**** Extracted information ****

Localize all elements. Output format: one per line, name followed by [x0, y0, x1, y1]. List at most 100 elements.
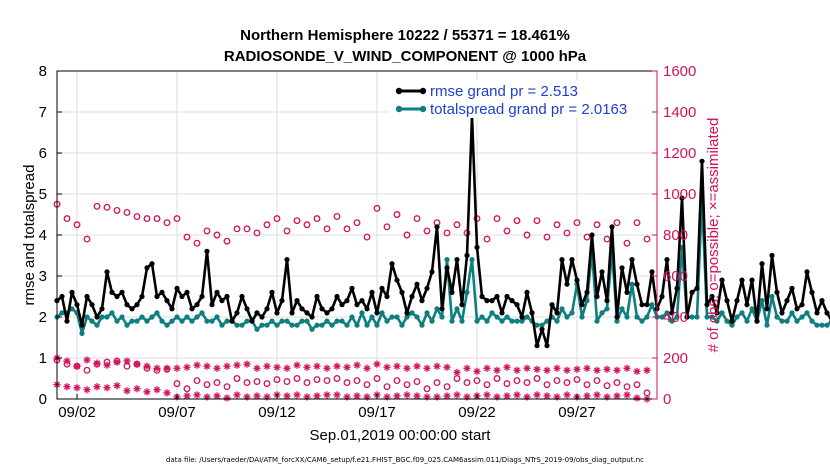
totalspread-point: [479, 314, 485, 320]
obs-assimilated-point: [253, 392, 261, 400]
totalspread-point: [799, 314, 805, 320]
y-right-tick-label: 200: [663, 350, 688, 367]
totalspread-point: [664, 310, 670, 316]
obs-possible-point: [223, 383, 231, 391]
chart-title: Northern Hemisphere 10222 / 55371 = 18.4…: [240, 27, 570, 44]
obs-assimilated-point: [583, 364, 591, 372]
obs-assimilated-point: [293, 361, 301, 369]
totalspread-point: [219, 322, 225, 328]
chart-subtitle: RADIOSONDE_V_WIND_COMPONENT @ 1000 hPa: [224, 48, 587, 65]
rmse-point: [779, 310, 785, 316]
y-right-tick-label: 1000: [663, 186, 696, 203]
rmse-point: [299, 306, 305, 312]
totalspread-point: [639, 318, 645, 324]
obs-possible-point: [553, 377, 561, 384]
rmse-point: [539, 326, 545, 332]
rmse-point: [554, 310, 560, 316]
obs-possible-point: [93, 202, 101, 210]
obs-assimilated-point: [553, 364, 561, 372]
rmse-point: [284, 257, 290, 263]
totalspread-point: [144, 318, 150, 324]
obs-assimilated-point: [113, 358, 121, 366]
rmse-point: [729, 318, 735, 324]
obs-assimilated-point: [563, 366, 571, 374]
totalspread-point: [169, 318, 175, 324]
obs-possible-point: [483, 381, 491, 389]
rmse-point: [249, 318, 255, 324]
obs-possible-point: [113, 206, 121, 214]
legend-spread-label: totalspread grand pr = 2.0163: [430, 101, 627, 118]
totalspread-point: [779, 318, 785, 324]
totalspread-point: [719, 310, 725, 316]
obs-possible-point: [603, 382, 611, 390]
y-axis-left-label: rmse and totalspread: [21, 165, 38, 306]
obs-assimilated-point: [93, 359, 101, 367]
obs-assimilated-point: [443, 392, 451, 400]
obs-assimilated-point: [243, 360, 251, 368]
totalspread-point: [469, 257, 475, 263]
rmse-point: [514, 302, 520, 308]
obs-assimilated-point: [143, 362, 151, 370]
obs-possible-point: [533, 217, 541, 225]
rmse-point: [629, 257, 635, 263]
totalspread-point: [384, 318, 390, 324]
y-left-tick-label: 0: [39, 391, 47, 408]
obs-assimilated-point: [303, 363, 311, 371]
obs-possible-point: [443, 383, 451, 391]
totalspread-point: [109, 310, 115, 316]
obs-possible-point: [613, 379, 621, 387]
totalspread-point: [579, 314, 585, 320]
totalspread-point: [594, 318, 600, 324]
rmse-point: [789, 285, 795, 291]
totalspread-point: [554, 318, 560, 324]
obs-assimilated-point: [293, 391, 301, 399]
obs-assimilated-point: [213, 392, 221, 400]
obs-assimilated-point: [533, 365, 541, 373]
obs-assimilated-point: [613, 366, 621, 374]
obs-possible-point: [503, 380, 511, 388]
x-tick-label: 09/17: [358, 404, 396, 421]
totalspread-point: [464, 289, 470, 295]
totalspread-point: [389, 314, 395, 320]
obs-possible-point: [243, 225, 251, 233]
totalspread-point: [714, 318, 720, 324]
rmse-point: [754, 318, 760, 324]
totalspread-point: [94, 322, 100, 328]
totalspread-point: [539, 322, 545, 328]
totalspread-point: [299, 318, 305, 324]
y-axis-right-label: # of obs: o=possible; ×=assimilated: [705, 118, 722, 353]
rmse-point: [409, 293, 415, 300]
obs-assimilated-point: [133, 385, 141, 393]
rmse-point: [689, 289, 695, 295]
obs-possible-point: [493, 215, 501, 223]
obs-assimilated-point: [323, 391, 331, 399]
obs-assimilated-point: [313, 392, 321, 400]
obs-possible-point: [433, 379, 441, 387]
obs-possible-point: [373, 375, 381, 382]
totalspread-point: [264, 322, 270, 328]
totalspread-point: [544, 318, 550, 324]
obs-assimilated-point: [363, 364, 371, 372]
totalspread-point: [409, 310, 415, 316]
rmse-point: [809, 289, 815, 295]
obs-assimilated-point: [523, 364, 531, 372]
obs-assimilated-point: [273, 363, 281, 371]
obs-assimilated-point: [333, 362, 341, 370]
obs-possible-point: [623, 239, 631, 247]
totalspread-point: [214, 314, 220, 320]
rmse-point: [719, 277, 725, 283]
totalspread-point: [819, 322, 825, 328]
totalspread-point: [369, 314, 375, 320]
rmse-point: [324, 310, 330, 316]
totalspread-point: [569, 310, 575, 316]
y-right-tick-label: 1600: [663, 63, 696, 80]
obs-assimilated-point: [493, 366, 501, 374]
obs-possible-point: [643, 235, 651, 243]
rmse-point: [349, 285, 355, 291]
totalspread-point: [434, 306, 440, 312]
obs-assimilated-point: [403, 391, 411, 399]
obs-assimilated-point: [103, 361, 111, 369]
obs-possible-point: [83, 235, 91, 243]
totalspread-point: [459, 318, 465, 324]
obs-assimilated-point: [503, 363, 511, 371]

****

Put every line of the records above into a JSON list of strings, one string per line and no blank lines, and leave the pictures out.

_Written solution:_
[
  "Localize all elements. Output format: one per line, name followed by [x0, y0, x1, y1]. List at most 100 elements.",
  "totalspread-point: [479, 314, 485, 320]",
  "obs-assimilated-point: [253, 392, 261, 400]",
  "totalspread-point: [799, 314, 805, 320]",
  "y-right-tick-label: 200: [663, 350, 688, 367]",
  "totalspread-point: [664, 310, 670, 316]",
  "obs-possible-point: [223, 383, 231, 391]",
  "chart-title: Northern Hemisphere 10222 / 55371 = 18.4…: [240, 27, 570, 44]",
  "obs-assimilated-point: [583, 364, 591, 372]",
  "obs-assimilated-point: [293, 361, 301, 369]",
  "totalspread-point: [219, 322, 225, 328]",
  "chart-subtitle: RADIOSONDE_V_WIND_COMPONENT @ 1000 hPa: [224, 48, 587, 65]",
  "rmse-point: [779, 310, 785, 316]",
  "y-right-tick-label: 1000: [663, 186, 696, 203]",
  "rmse-point: [299, 306, 305, 312]",
  "totalspread-point: [639, 318, 645, 324]",
  "obs-possible-point: [553, 377, 561, 384]",
  "rmse-point: [539, 326, 545, 332]",
  "rmse-point: [554, 310, 560, 316]",
  "obs-possible-point: [93, 202, 101, 210]",
  "obs-assimilated-point: [553, 364, 561, 372]",
  "rmse-point: [284, 257, 290, 263]",
  "totalspread-point: [144, 318, 150, 324]",
  "obs-assimilated-point: [113, 358, 121, 366]",
  "rmse-point: [729, 318, 735, 324]",
  "obs-assimilated-point: [563, 366, 571, 374]",
  "totalspread-point: [169, 318, 175, 324]",
  "obs-possible-point: [483, 381, 491, 389]",
  "rmse-point: [249, 318, 255, 324]",
  "obs-possible-point: [113, 206, 121, 214]",
  "legend-spread-label: totalspread grand pr = 2.0163: [430, 101, 627, 118]",
  "totalspread-point: [779, 318, 785, 324]",
  "totalspread-point: [719, 310, 725, 316]",
  "obs-possible-point: [603, 382, 611, 390]",
  "y-axis-left-label: rmse and totalspread: [21, 165, 38, 306]",
  "obs-assimilated-point: [93, 359, 101, 367]",
  "obs-assimilated-point: [443, 392, 451, 400]",
  "obs-assimilated-point: [243, 360, 251, 368]",
  "totalspread-point: [469, 257, 475, 263]",
  "rmse-point: [514, 302, 520, 308]",
  "obs-assimilated-point: [143, 362, 151, 370]",
  "obs-possible-point: [533, 217, 541, 225]",
  "rmse-point: [629, 257, 635, 263]",
  "totalspread-point: [384, 318, 390, 324]",
  "y-left-tick-label: 0: [39, 391, 47, 408]",
  "obs-assimilated-point: [303, 363, 311, 371]",
  "obs-possible-point: [443, 383, 451, 391]",
  "totalspread-point: [109, 310, 115, 316]",
  "obs-possible-point: [613, 379, 621, 387]",
  "totalspread-point: [579, 314, 585, 320]",
  "totalspread-point: [594, 318, 600, 324]",
  "rmse-point: [789, 285, 795, 291]",
  "totalspread-point: [554, 318, 560, 324]",
  "obs-assimilated-point: [293, 391, 301, 399]",
  "obs-assimilated-point: [213, 392, 221, 400]",
  "obs-assimilated-point: [533, 365, 541, 373]",
  "obs-assimilated-point: [613, 366, 621, 374]",
  "obs-possible-point: [503, 380, 511, 388]",
  "x-tick-label: 09/17: [358, 404, 396, 421]",
  "totalspread-point: [464, 289, 470, 295]",
  "totalspread-point: [389, 314, 395, 320]",
  "obs-possible-point: [243, 225, 251, 233]",
  "totalspread-point: [714, 318, 720, 324]",
  "rmse-point: [754, 318, 760, 324]",
  "totalspread-point: [94, 322, 100, 328]",
  "totalspread-point: [539, 322, 545, 328]",
  "totalspread-point: [299, 318, 305, 324]",
  "y-axis-right-label: # of obs: o=possible; ×=assimilated: [705, 118, 722, 353]",
  "rmse-point: [409, 293, 415, 300]",
  "obs-assimilated-point: [133, 385, 141, 393]",
  "rmse-point: [689, 289, 695, 295]",
  "obs-possible-point: [493, 215, 501, 223]",
  "obs-assimilated-point: [323, 391, 331, 399]",
  "obs-assimilated-point: [313, 392, 321, 400]",
  "obs-possible-point: [433, 379, 441, 387]",
  "obs-possible-point: [373, 375, 381, 382]",
  "totalspread-point: [264, 322, 270, 328]",
  "totalspread-point: [544, 318, 550, 324]",
  "obs-assimilated-point: [363, 364, 371, 372]",
  "totalspread-point: [409, 310, 415, 316]",
  "rmse-point: [809, 289, 815, 295]",
  "obs-assimilated-point: [523, 364, 531, 372]",
  "obs-assimilated-point: [273, 363, 281, 371]",
  "obs-assimilated-point: [333, 362, 341, 370]",
  "obs-possible-point: [623, 239, 631, 247]",
  "totalspread-point: [214, 314, 220, 320]",
  "rmse-point: [719, 277, 725, 283]",
  "totalspread-point: [819, 322, 825, 328]",
  "totalspread-point: [369, 314, 375, 320]",
  "rmse-point: [324, 310, 330, 316]",
  "totalspread-point: [569, 310, 575, 316]",
  "y-right-tick-label: 1600: [663, 63, 696, 80]",
  "obs-assimilated-point: [493, 366, 501, 374]",
  "obs-possible-point: [643, 235, 651, 243]",
  "rmse-point: [349, 285, 355, 291]",
  "totalspread-point: [434, 306, 440, 312]",
  "obs-assimilated-point: [403, 391, 411, 399]",
  "obs-assimilated-point: [103, 361, 111, 369]",
  "obs-possible-point: [83, 235, 91, 243]",
  "totalspread-point: [459, 318, 465, 324]",
  "obs-assimilated-point: [503, 363, 511, 371]"
]